Goal ->
Write out the data below in full. Keep it exact.

(Some records)
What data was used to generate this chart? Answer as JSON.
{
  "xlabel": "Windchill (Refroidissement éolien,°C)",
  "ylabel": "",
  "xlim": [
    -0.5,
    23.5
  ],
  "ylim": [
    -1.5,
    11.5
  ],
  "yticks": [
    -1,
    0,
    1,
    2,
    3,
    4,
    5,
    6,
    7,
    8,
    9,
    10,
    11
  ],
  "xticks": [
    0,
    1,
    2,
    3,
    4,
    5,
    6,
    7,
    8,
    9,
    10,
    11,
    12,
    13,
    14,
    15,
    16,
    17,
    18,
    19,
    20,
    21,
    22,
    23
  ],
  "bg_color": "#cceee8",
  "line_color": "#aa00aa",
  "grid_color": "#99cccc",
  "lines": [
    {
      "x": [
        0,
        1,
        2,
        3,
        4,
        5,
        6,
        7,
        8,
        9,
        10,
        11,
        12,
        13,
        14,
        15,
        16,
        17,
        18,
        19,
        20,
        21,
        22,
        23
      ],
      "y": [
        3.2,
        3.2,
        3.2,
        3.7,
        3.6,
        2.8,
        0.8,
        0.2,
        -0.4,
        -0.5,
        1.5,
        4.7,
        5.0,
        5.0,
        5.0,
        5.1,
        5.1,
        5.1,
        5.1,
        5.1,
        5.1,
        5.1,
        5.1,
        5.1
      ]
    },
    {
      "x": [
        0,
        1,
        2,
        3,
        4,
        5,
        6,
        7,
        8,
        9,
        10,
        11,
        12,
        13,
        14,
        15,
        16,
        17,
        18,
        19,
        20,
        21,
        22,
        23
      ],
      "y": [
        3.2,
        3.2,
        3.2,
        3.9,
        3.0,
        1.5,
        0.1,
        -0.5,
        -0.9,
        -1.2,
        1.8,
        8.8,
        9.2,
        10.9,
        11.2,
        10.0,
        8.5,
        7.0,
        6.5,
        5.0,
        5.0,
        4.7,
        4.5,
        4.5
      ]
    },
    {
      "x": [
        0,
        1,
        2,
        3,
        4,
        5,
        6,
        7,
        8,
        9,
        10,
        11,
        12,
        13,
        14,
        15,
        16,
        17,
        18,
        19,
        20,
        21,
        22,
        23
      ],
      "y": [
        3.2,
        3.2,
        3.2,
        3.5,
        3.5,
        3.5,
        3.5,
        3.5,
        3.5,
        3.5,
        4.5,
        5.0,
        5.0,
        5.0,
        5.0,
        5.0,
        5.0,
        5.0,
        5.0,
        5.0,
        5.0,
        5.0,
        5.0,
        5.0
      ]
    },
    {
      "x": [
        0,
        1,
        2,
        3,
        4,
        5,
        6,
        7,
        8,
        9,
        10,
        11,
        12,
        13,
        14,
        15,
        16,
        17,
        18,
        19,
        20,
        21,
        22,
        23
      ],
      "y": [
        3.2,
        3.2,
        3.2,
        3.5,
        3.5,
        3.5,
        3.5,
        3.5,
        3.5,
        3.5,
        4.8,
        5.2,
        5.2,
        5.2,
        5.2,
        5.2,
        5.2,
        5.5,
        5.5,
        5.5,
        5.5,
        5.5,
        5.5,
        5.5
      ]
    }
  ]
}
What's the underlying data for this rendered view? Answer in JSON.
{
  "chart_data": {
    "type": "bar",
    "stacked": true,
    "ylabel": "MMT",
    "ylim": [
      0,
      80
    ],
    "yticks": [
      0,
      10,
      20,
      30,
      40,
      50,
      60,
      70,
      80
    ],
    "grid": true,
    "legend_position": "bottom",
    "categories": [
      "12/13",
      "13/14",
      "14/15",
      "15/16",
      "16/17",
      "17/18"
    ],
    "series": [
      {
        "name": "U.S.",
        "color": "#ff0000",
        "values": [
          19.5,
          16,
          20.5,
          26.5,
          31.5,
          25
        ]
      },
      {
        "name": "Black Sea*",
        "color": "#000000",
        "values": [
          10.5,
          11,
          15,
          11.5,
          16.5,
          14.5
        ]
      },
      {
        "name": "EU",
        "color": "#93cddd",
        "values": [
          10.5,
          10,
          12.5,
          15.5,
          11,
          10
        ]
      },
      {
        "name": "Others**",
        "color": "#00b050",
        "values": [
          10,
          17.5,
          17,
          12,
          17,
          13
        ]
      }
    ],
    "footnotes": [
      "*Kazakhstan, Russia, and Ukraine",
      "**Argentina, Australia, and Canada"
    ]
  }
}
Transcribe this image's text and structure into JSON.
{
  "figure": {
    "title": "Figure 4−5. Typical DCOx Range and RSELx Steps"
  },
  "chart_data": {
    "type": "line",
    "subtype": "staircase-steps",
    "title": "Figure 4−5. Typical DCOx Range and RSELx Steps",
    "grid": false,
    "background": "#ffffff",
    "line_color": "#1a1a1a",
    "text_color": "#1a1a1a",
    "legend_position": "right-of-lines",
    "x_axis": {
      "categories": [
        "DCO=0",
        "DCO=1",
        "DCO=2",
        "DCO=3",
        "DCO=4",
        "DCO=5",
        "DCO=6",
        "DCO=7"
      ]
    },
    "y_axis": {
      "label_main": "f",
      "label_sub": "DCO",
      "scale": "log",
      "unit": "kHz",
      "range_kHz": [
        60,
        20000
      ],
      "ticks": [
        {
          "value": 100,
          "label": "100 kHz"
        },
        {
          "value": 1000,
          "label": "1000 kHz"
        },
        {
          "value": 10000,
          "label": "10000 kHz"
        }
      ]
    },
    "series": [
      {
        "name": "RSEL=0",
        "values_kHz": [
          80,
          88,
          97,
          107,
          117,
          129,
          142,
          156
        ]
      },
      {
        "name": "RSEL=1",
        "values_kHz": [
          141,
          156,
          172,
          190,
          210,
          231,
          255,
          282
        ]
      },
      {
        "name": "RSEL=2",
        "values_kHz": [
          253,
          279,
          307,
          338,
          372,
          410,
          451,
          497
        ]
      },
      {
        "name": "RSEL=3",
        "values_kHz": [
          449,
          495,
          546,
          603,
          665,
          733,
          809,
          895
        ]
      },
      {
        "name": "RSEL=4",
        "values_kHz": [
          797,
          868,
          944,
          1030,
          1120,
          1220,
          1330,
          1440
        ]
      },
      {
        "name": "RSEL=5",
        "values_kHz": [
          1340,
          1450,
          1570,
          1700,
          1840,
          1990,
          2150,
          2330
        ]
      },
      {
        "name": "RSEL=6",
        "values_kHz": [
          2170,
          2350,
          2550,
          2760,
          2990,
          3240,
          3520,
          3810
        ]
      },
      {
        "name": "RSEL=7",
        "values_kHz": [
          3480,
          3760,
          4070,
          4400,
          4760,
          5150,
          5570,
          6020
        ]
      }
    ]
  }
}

Result below ->
What data was used to generate this chart? Answer as JSON.
{
  "xlabel": "Windchill (Refroidissement éolien,°C)",
  "ylabel": "",
  "xlim": [
    -0.5,
    23.5
  ],
  "ylim": [
    -1.5,
    11.5
  ],
  "yticks": [
    -1,
    0,
    1,
    2,
    3,
    4,
    5,
    6,
    7,
    8,
    9,
    10,
    11
  ],
  "xticks": [
    0,
    1,
    2,
    3,
    4,
    5,
    6,
    7,
    8,
    9,
    10,
    11,
    12,
    13,
    14,
    15,
    16,
    17,
    18,
    19,
    20,
    21,
    22,
    23
  ],
  "bg_color": "#cceee8",
  "line_color": "#aa00aa",
  "grid_color": "#99cccc",
  "lines": [
    {
      "x": [
        0,
        1,
        2,
        3,
        4,
        5,
        6,
        7,
        8,
        9,
        10,
        11,
        12,
        13,
        14,
        15,
        16,
        17,
        18,
        19,
        20,
        21,
        22,
        23
      ],
      "y": [
        3.2,
        3.2,
        3.2,
        3.7,
        3.6,
        2.8,
        0.8,
        0.2,
        -0.4,
        -0.5,
        1.5,
        4.7,
        5.0,
        5.0,
        5.0,
        5.1,
        5.1,
        5.1,
        5.1,
        5.1,
        5.1,
        5.1,
        5.1,
        5.1
      ]
    },
    {
      "x": [
        0,
        1,
        2,
        3,
        4,
        5,
        6,
        7,
        8,
        9,
        10,
        11,
        12,
        13,
        14,
        15,
        16,
        17,
        18,
        19,
        20,
        21,
        22,
        23
      ],
      "y": [
        3.2,
        3.2,
        3.2,
        3.9,
        3.0,
        1.5,
        0.1,
        -0.5,
        -0.9,
        -1.2,
        1.8,
        8.8,
        9.2,
        10.9,
        11.2,
        10.0,
        8.5,
        7.0,
        6.5,
        5.0,
        5.0,
        4.7,
        4.5,
        4.5
      ]
    },
    {
      "x": [
        0,
        1,
        2,
        3,
        4,
        5,
        6,
        7,
        8,
        9,
        10,
        11,
        12,
        13,
        14,
        15,
        16,
        17,
        18,
        19,
        20,
        21,
        22,
        23
      ],
      "y": [
        3.2,
        3.2,
        3.2,
        3.5,
        3.5,
        3.5,
        3.5,
        3.5,
        3.5,
        3.5,
        4.5,
        5.0,
        5.0,
        5.0,
        5.0,
        5.0,
        5.0,
        5.0,
        5.0,
        5.0,
        5.0,
        5.0,
        5.0,
        5.0
      ]
    },
    {
      "x": [
        0,
        1,
        2,
        3,
        4,
        5,
        6,
        7,
        8,
        9,
        10,
        11,
        12,
        13,
        14,
        15,
        16,
        17,
        18,
        19,
        20,
        21,
        22,
        23
      ],
      "y": [
        3.2,
        3.2,
        3.2,
        3.5,
        3.5,
        3.5,
        3.5,
        3.5,
        3.5,
        3.5,
        4.8,
        5.2,
        5.2,
        5.2,
        5.2,
        5.2,
        5.2,
        5.5,
        5.5,
        5.5,
        5.5,
        5.5,
        5.5,
        5.5
      ]
    }
  ]
}
What's the underlying data for this rendered view? Answer in JSON.
{
  "chart_data": {
    "type": "bar",
    "stacked": true,
    "ylabel": "MMT",
    "ylim": [
      0,
      80
    ],
    "yticks": [
      0,
      10,
      20,
      30,
      40,
      50,
      60,
      70,
      80
    ],
    "grid": true,
    "legend_position": "bottom",
    "categories": [
      "12/13",
      "13/14",
      "14/15",
      "15/16",
      "16/17",
      "17/18"
    ],
    "series": [
      {
        "name": "U.S.",
        "color": "#ff0000",
        "values": [
          19.5,
          16,
          20.5,
          26.5,
          31.5,
          25
        ]
      },
      {
        "name": "Black Sea*",
        "color": "#000000",
        "values": [
          10.5,
          11,
          15,
          11.5,
          16.5,
          14.5
        ]
      },
      {
        "name": "EU",
        "color": "#93cddd",
        "values": [
          10.5,
          10,
          12.5,
          15.5,
          11,
          10
        ]
      },
      {
        "name": "Others**",
        "color": "#00b050",
        "values": [
          10,
          17.5,
          17,
          12,
          17,
          13
        ]
      }
    ],
    "footnotes": [
      "*Kazakhstan, Russia, and Ukraine",
      "**Argentina, Australia, and Canada"
    ]
  }
}
Transcribe this image's text and structure into JSON.
{
  "figure": {
    "title": "Figure 4−5. Typical DCOx Range and RSELx Steps"
  },
  "chart_data": {
    "type": "line",
    "subtype": "staircase-steps",
    "title": "Figure 4−5. Typical DCOx Range and RSELx Steps",
    "grid": false,
    "background": "#ffffff",
    "line_color": "#1a1a1a",
    "text_color": "#1a1a1a",
    "legend_position": "right-of-lines",
    "x_axis": {
      "categories": [
        "DCO=0",
        "DCO=1",
        "DCO=2",
        "DCO=3",
        "DCO=4",
        "DCO=5",
        "DCO=6",
        "DCO=7"
      ]
    },
    "y_axis": {
      "label_main": "f",
      "label_sub": "DCO",
      "scale": "log",
      "unit": "kHz",
      "range_kHz": [
        60,
        20000
      ],
      "ticks": [
        {
          "value": 100,
          "label": "100 kHz"
        },
        {
          "value": 1000,
          "label": "1000 kHz"
        },
        {
          "value": 10000,
          "label": "10000 kHz"
        }
      ]
    },
    "series": [
      {
        "name": "RSEL=0",
        "values_kHz": [
          80,
          88,
          97,
          107,
          117,
          129,
          142,
          156
        ]
      },
      {
        "name": "RSEL=1",
        "values_kHz": [
          141,
          156,
          172,
          190,
          210,
          231,
          255,
          282
        ]
      },
      {
        "name": "RSEL=2",
        "values_kHz": [
          253,
          279,
          307,
          338,
          372,
          410,
          451,
          497
        ]
      },
      {
        "name": "RSEL=3",
        "values_kHz": [
          449,
          495,
          546,
          603,
          665,
          733,
          809,
          895
        ]
      },
      {
        "name": "RSEL=4",
        "values_kHz": [
          797,
          868,
          944,
          1030,
          1120,
          1220,
          1330,
          1440
        ]
      },
      {
        "name": "RSEL=5",
        "values_kHz": [
          1340,
          1450,
          1570,
          1700,
          1840,
          1990,
          2150,
          2330
        ]
      },
      {
        "name": "RSEL=6",
        "values_kHz": [
          2170,
          2350,
          2550,
          2760,
          2990,
          3240,
          3520,
          3810
        ]
      },
      {
        "name": "RSEL=7",
        "values_kHz": [
          3480,
          3760,
          4070,
          4400,
          4760,
          5150,
          5570,
          6020
        ]
      }
    ]
  }
}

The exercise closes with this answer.